Restate the data word for word and leave the images out.
═════ Data to use ═════
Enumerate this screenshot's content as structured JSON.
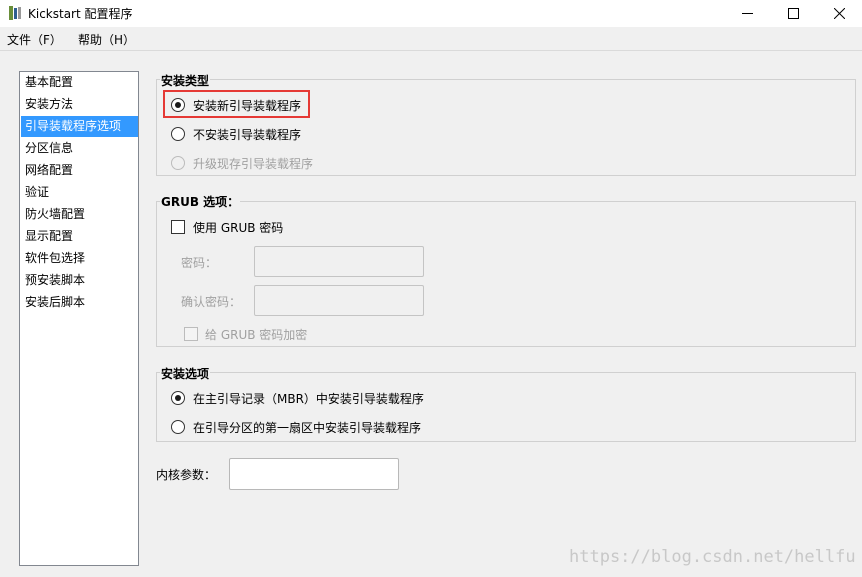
{
  "window": {
    "title": "Kickstart 配置程序",
    "controls": {
      "minimize": "minimize-icon",
      "maximize": "maximize-icon",
      "close": "close-icon"
    }
  },
  "menu": [
    {
      "label": "文件（F）"
    },
    {
      "label": "帮助（H）"
    }
  ],
  "sidebar": {
    "items": [
      {
        "label": "基本配置",
        "selected": false
      },
      {
        "label": "安装方法",
        "selected": false
      },
      {
        "label": "引导装载程序选项",
        "selected": true
      },
      {
        "label": "分区信息",
        "selected": false
      },
      {
        "label": "网络配置",
        "selected": false
      },
      {
        "label": "验证",
        "selected": false
      },
      {
        "label": "防火墙配置",
        "selected": false
      },
      {
        "label": "显示配置",
        "selected": false
      },
      {
        "label": "软件包选择",
        "selected": false
      },
      {
        "label": "预安装脚本",
        "selected": false
      },
      {
        "label": "安装后脚本",
        "selected": false
      }
    ],
    "selected_color": "#3399ff"
  },
  "install_type": {
    "title": "安装类型",
    "options": [
      {
        "label": "安装新引导装载程序",
        "checked": true,
        "disabled": false
      },
      {
        "label": "不安装引导装载程序",
        "checked": false,
        "disabled": false
      },
      {
        "label": "升级现存引导装载程序",
        "checked": false,
        "disabled": true
      }
    ],
    "highlight_color": "#e53935"
  },
  "grub": {
    "title": "GRUB 选项：",
    "use_password_label": "使用  GRUB 密码",
    "use_password_checked": false,
    "password_label": "密码：",
    "password_value": "",
    "confirm_label": "确认密码：",
    "confirm_value": "",
    "encrypt_label": "给  GRUB 密码加密",
    "encrypt_checked": false
  },
  "install_options": {
    "title": "安装选项",
    "options": [
      {
        "label": "在主引导记录（MBR）中安装引导装载程序",
        "checked": true
      },
      {
        "label": "在引导分区的第一扇区中安装引导装载程序",
        "checked": false
      }
    ]
  },
  "kernel": {
    "label": "内核参数：",
    "value": ""
  },
  "watermark": "https://blog.csdn.net/hellfu"
}
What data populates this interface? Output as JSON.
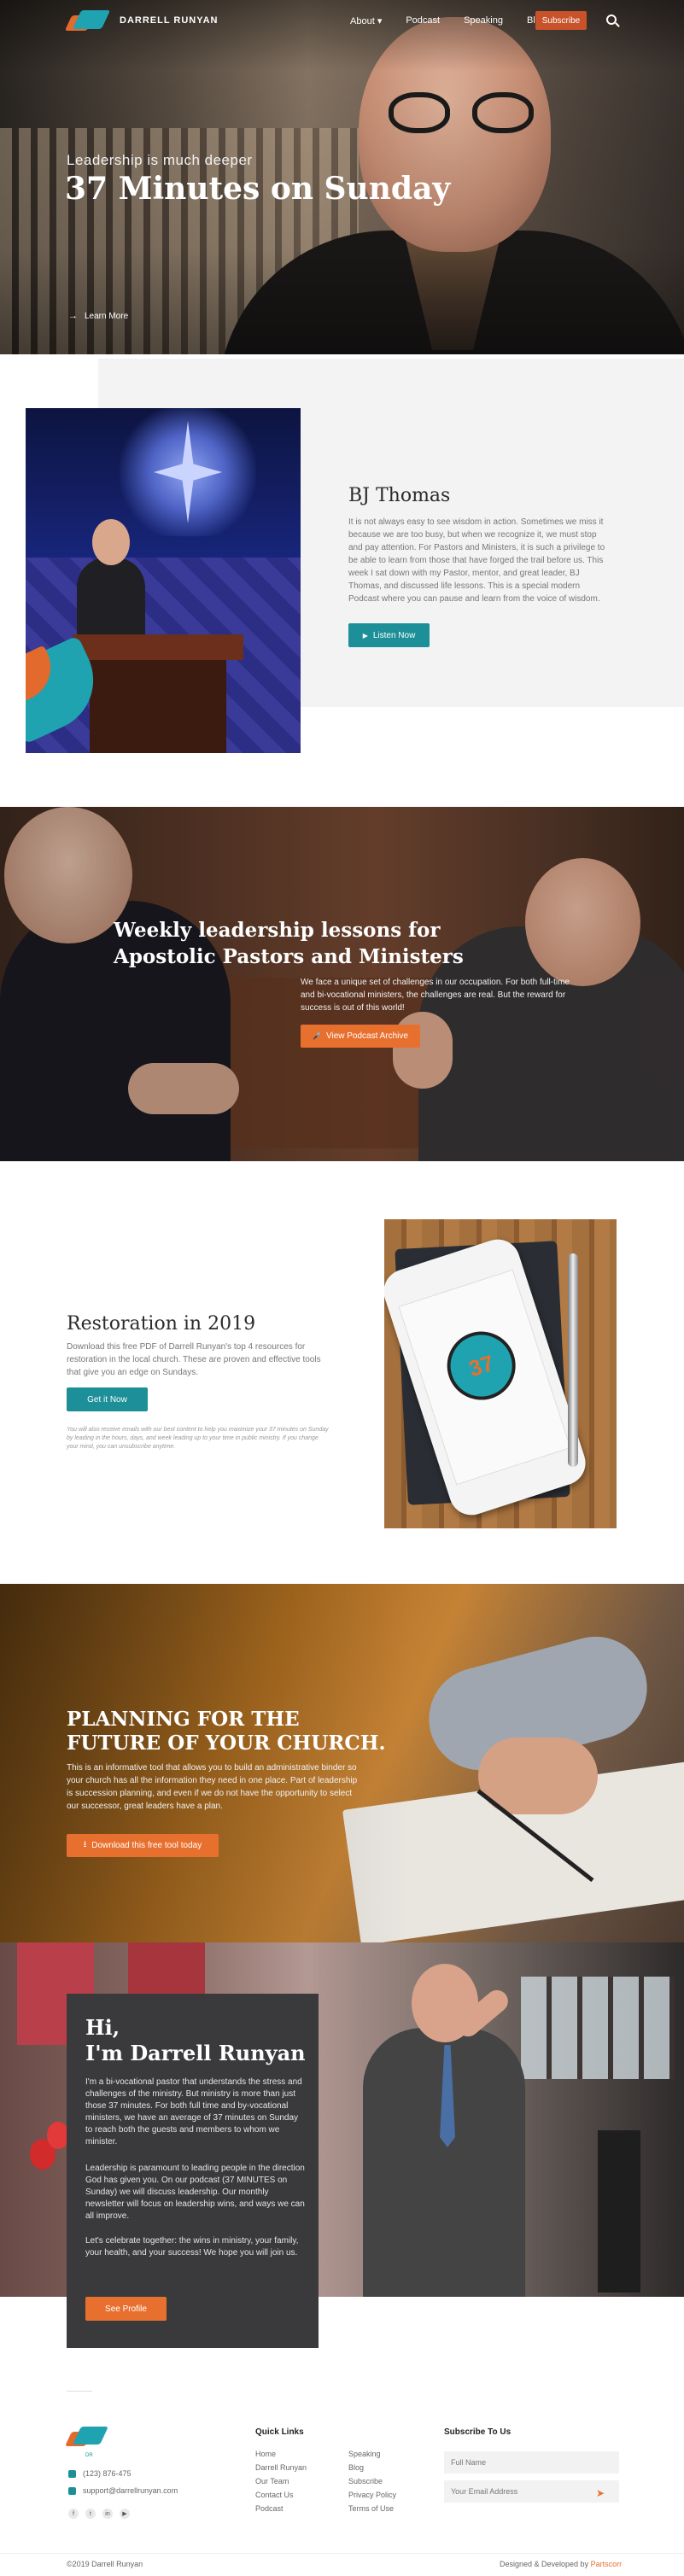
{
  "brand": {
    "name": "DARRELL RUNYAN"
  },
  "nav": {
    "items": [
      "About",
      "Podcast",
      "Speaking",
      "Blog"
    ],
    "about_caret": "▾",
    "subscribe": "Subscribe"
  },
  "hero": {
    "subtitle": "Leadership is much deeper",
    "title": "37 Minutes on Sunday",
    "learn_more": "Learn More",
    "arrow": "→"
  },
  "bj": {
    "title": "BJ Thomas",
    "text": "It is not always easy to see wisdom in action. Sometimes we miss it because we are too busy, but when we recognize it, we must stop and pay attention. For Pastors and Ministers, it is such a privilege to be able to learn from those that have forged the trail before us. This week I sat down with my Pastor, mentor, and great leader, BJ Thomas, and discussed life lessons. This is a special modern Podcast where you can pause and learn from the voice of wisdom.",
    "button": "Listen Now",
    "button_icon": "▶"
  },
  "weekly": {
    "title": "Weekly leadership lessons for Apostolic Pastors and Ministers",
    "text": "We face a unique set of challenges in our occupation. For both full-time and bi-vocational ministers, the challenges are real. But the reward for success is out of this world!",
    "button": "View Podcast Archive",
    "button_icon": "🎤"
  },
  "restoration": {
    "title": "Restoration in 2019",
    "text": "Download this free PDF of Darrell Runyan's top 4 resources for restoration in the local church. These are proven and effective tools that give you an edge on Sundays.",
    "button": "Get it Now",
    "fine_print": "You will also receive emails with our best content to help you maximize your 37 minutes on Sunday by leading in the hours, days, and week leading up to your time in public ministry. If you change your mind, you can unsubscribe anytime.",
    "badge_number": "37"
  },
  "planning": {
    "title": "PLANNING FOR THE FUTURE OF YOUR CHURCH.",
    "text": "This is an informative tool that allows you to build an administrative binder so your church has all the information they need in one place. Part of leadership is succession planning, and even if we do not have the opportunity to select our successor, great leaders have a plan.",
    "button": "Download this free tool today",
    "button_icon": "⭳"
  },
  "about": {
    "hi": "Hi,",
    "name": "I'm Darrell Runyan",
    "p1": "I'm a bi-vocational pastor that understands the stress and challenges of the ministry. But ministry is more than just those 37 minutes. For both full time and by-vocational ministers, we have an average of 37 minutes on Sunday to reach both the guests and members to whom we minister.",
    "p2": "Leadership is paramount to leading people in the direction God has given you. On our podcast (37 MINUTES on Sunday) we will discuss leadership. Our monthly newsletter will focus on leadership wins, and ways we can all improve.",
    "p3": "Let's celebrate together: the wins in ministry, your family, your health, and your success! We hope you will join us.",
    "button": "See Profile"
  },
  "footer": {
    "logo_text": "DR",
    "phone": "(123) 876-475",
    "email": "support@darrellrunyan.com",
    "social": [
      "f",
      "t",
      "in",
      "▶"
    ],
    "quick_links_title": "Quick Links",
    "col1": [
      "Home",
      "Darrell Runyan",
      "Our Team",
      "Contact Us",
      "Podcast"
    ],
    "col2": [
      "Speaking",
      "Blog",
      "Subscribe",
      "Privacy Policy",
      "Terms of Use"
    ],
    "subscribe_title": "Subscribe To Us",
    "name_placeholder": "Full Name",
    "email_placeholder": "Your Email Address",
    "send_icon": "➤",
    "copyright": "©2019 Darrell Runyan",
    "designed_by": "Designed & Developed by",
    "designer": "Partscorr"
  }
}
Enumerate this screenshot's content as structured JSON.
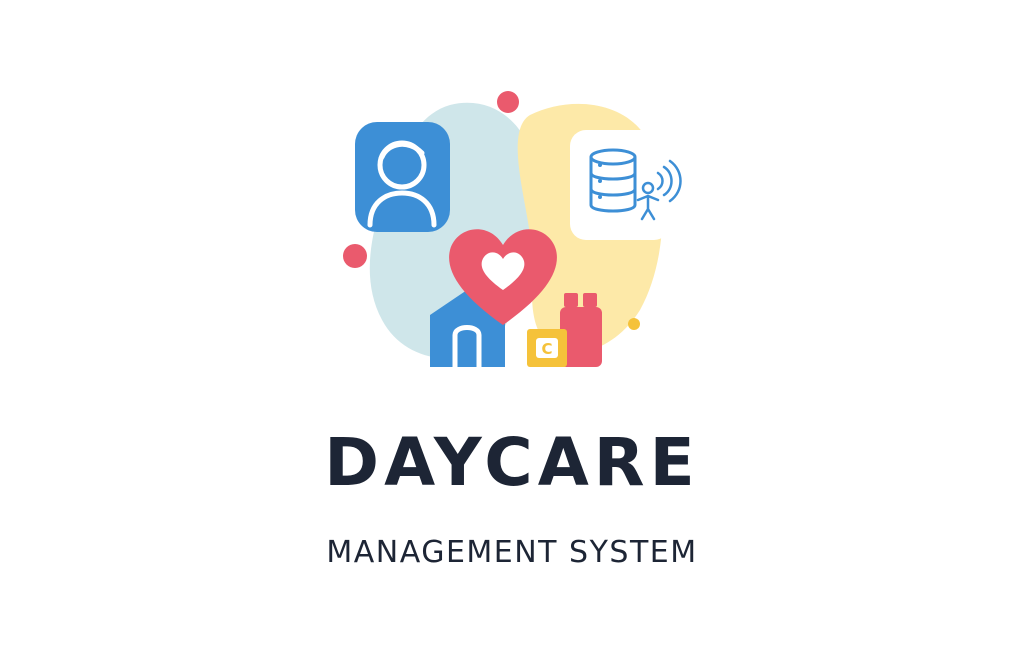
{
  "brand": {
    "title": "DAYCARE",
    "subtitle": "MANAGEMENT SYSTEM",
    "colors": {
      "text": "#1d2535",
      "blob_blue": "#cfe6ea",
      "blob_yellow": "#fde9a8",
      "primary_blue": "#3d8fd6",
      "heart_red": "#ea5a6d",
      "accent_yellow": "#f5c23a"
    }
  },
  "logo": {
    "icons": [
      "child-avatar-icon",
      "database-server-icon",
      "wireless-signal-icon",
      "heart-icon",
      "house-icon",
      "gift-blocks-icon"
    ],
    "block_letter": "C"
  }
}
═════
■ **Result of the exercise**
Enumerate this screenshot's content as structured JSON.
{
  "window": {
    "title": "Kickstart 配置程序",
    "controls": {
      "minimize": "minimize-icon",
      "maximize": "maximize-icon",
      "close": "close-icon"
    }
  },
  "menu": [
    {
      "label": "文件（F）"
    },
    {
      "label": "帮助（H）"
    }
  ],
  "sidebar": {
    "items": [
      {
        "label": "基本配置",
        "selected": false
      },
      {
        "label": "安装方法",
        "selected": false
      },
      {
        "label": "引导装载程序选项",
        "selected": true
      },
      {
        "label": "分区信息",
        "selected": false
      },
      {
        "label": "网络配置",
        "selected": false
      },
      {
        "label": "验证",
        "selected": false
      },
      {
        "label": "防火墙配置",
        "selected": false
      },
      {
        "label": "显示配置",
        "selected": false
      },
      {
        "label": "软件包选择",
        "selected": false
      },
      {
        "label": "预安装脚本",
        "selected": false
      },
      {
        "label": "安装后脚本",
        "selected": false
      }
    ],
    "selected_color": "#3399ff"
  },
  "install_type": {
    "title": "安装类型",
    "options": [
      {
        "label": "安装新引导装载程序",
        "checked": true,
        "disabled": false
      },
      {
        "label": "不安装引导装载程序",
        "checked": false,
        "disabled": false
      },
      {
        "label": "升级现存引导装载程序",
        "checked": false,
        "disabled": true
      }
    ],
    "highlight_color": "#e53935"
  },
  "grub": {
    "title": "GRUB 选项：",
    "use_password_label": "使用  GRUB 密码",
    "use_password_checked": false,
    "password_label": "密码：",
    "password_value": "",
    "confirm_label": "确认密码：",
    "confirm_value": "",
    "encrypt_label": "给  GRUB 密码加密",
    "encrypt_checked": false
  },
  "install_options": {
    "title": "安装选项",
    "options": [
      {
        "label": "在主引导记录（MBR）中安装引导装载程序",
        "checked": true
      },
      {
        "label": "在引导分区的第一扇区中安装引导装载程序",
        "checked": false
      }
    ]
  },
  "kernel": {
    "label": "内核参数：",
    "value": ""
  },
  "watermark": "https://blog.csdn.net/hellfu"
}
What data populates this interface? Output as JSON.
{
  "brand": {
    "name": "DARRELL RUNYAN"
  },
  "nav": {
    "items": [
      "About",
      "Podcast",
      "Speaking",
      "Blog"
    ],
    "about_caret": "▾",
    "subscribe": "Subscribe"
  },
  "hero": {
    "subtitle": "Leadership is much deeper",
    "title": "37 Minutes on Sunday",
    "learn_more": "Learn More",
    "arrow": "→"
  },
  "bj": {
    "title": "BJ Thomas",
    "text": "It is not always easy to see wisdom in action. Sometimes we miss it because we are too busy, but when we recognize it, we must stop and pay attention. For Pastors and Ministers, it is such a privilege to be able to learn from those that have forged the trail before us. This week I sat down with my Pastor, mentor, and great leader, BJ Thomas, and discussed life lessons. This is a special modern Podcast where you can pause and learn from the voice of wisdom.",
    "button": "Listen Now",
    "button_icon": "▶"
  },
  "weekly": {
    "title": "Weekly leadership lessons for Apostolic Pastors and Ministers",
    "text": "We face a unique set of challenges in our occupation. For both full-time and bi-vocational ministers, the challenges are real. But the reward for success is out of this world!",
    "button": "View Podcast Archive",
    "button_icon": "🎤"
  },
  "restoration": {
    "title": "Restoration in 2019",
    "text": "Download this free PDF of Darrell Runyan's top 4 resources for restoration in the local church. These are proven and effective tools that give you an edge on Sundays.",
    "button": "Get it Now",
    "fine_print": "You will also receive emails with our best content to help you maximize your 37 minutes on Sunday by leading in the hours, days, and week leading up to your time in public ministry. If you change your mind, you can unsubscribe anytime.",
    "badge_number": "37"
  },
  "planning": {
    "title": "PLANNING FOR THE FUTURE OF YOUR CHURCH.",
    "text": "This is an informative tool that allows you to build an administrative binder so your church has all the information they need in one place. Part of leadership is succession planning, and even if we do not have the opportunity to select our successor, great leaders have a plan.",
    "button": "Download this free tool today",
    "button_icon": "⭳"
  },
  "about": {
    "hi": "Hi,",
    "name": "I'm Darrell Runyan",
    "p1": "I'm a bi-vocational pastor that understands the stress and challenges of the ministry. But ministry is more than just those 37 minutes. For both full time and by-vocational ministers, we have an average of 37 minutes on Sunday to reach both the guests and members to whom we minister.",
    "p2": "Leadership is paramount to leading people in the direction God has given you. On our podcast (37 MINUTES on Sunday) we will discuss leadership. Our monthly newsletter will focus on leadership wins, and ways we can all improve.",
    "p3": "Let's celebrate together: the wins in ministry, your family, your health, and your success! We hope you will join us.",
    "button": "See Profile"
  },
  "footer": {
    "logo_text": "DR",
    "phone": "(123) 876-475",
    "email": "support@darrellrunyan.com",
    "social": [
      "f",
      "t",
      "in",
      "▶"
    ],
    "quick_links_title": "Quick Links",
    "col1": [
      "Home",
      "Darrell Runyan",
      "Our Team",
      "Contact Us",
      "Podcast"
    ],
    "col2": [
      "Speaking",
      "Blog",
      "Subscribe",
      "Privacy Policy",
      "Terms of Use"
    ],
    "subscribe_title": "Subscribe To Us",
    "name_placeholder": "Full Name",
    "email_placeholder": "Your Email Address",
    "send_icon": "➤",
    "copyright": "©2019 Darrell Runyan",
    "designed_by": "Designed & Developed by",
    "designer": "Partscorr"
  }
}
Enumerate this screenshot's content as structured JSON.
{
  "brand": {
    "title": "DAYCARE",
    "subtitle": "MANAGEMENT SYSTEM",
    "colors": {
      "text": "#1d2535",
      "blob_blue": "#cfe6ea",
      "blob_yellow": "#fde9a8",
      "primary_blue": "#3d8fd6",
      "heart_red": "#ea5a6d",
      "accent_yellow": "#f5c23a"
    }
  },
  "logo": {
    "icons": [
      "child-avatar-icon",
      "database-server-icon",
      "wireless-signal-icon",
      "heart-icon",
      "house-icon",
      "gift-blocks-icon"
    ],
    "block_letter": "C"
  }
}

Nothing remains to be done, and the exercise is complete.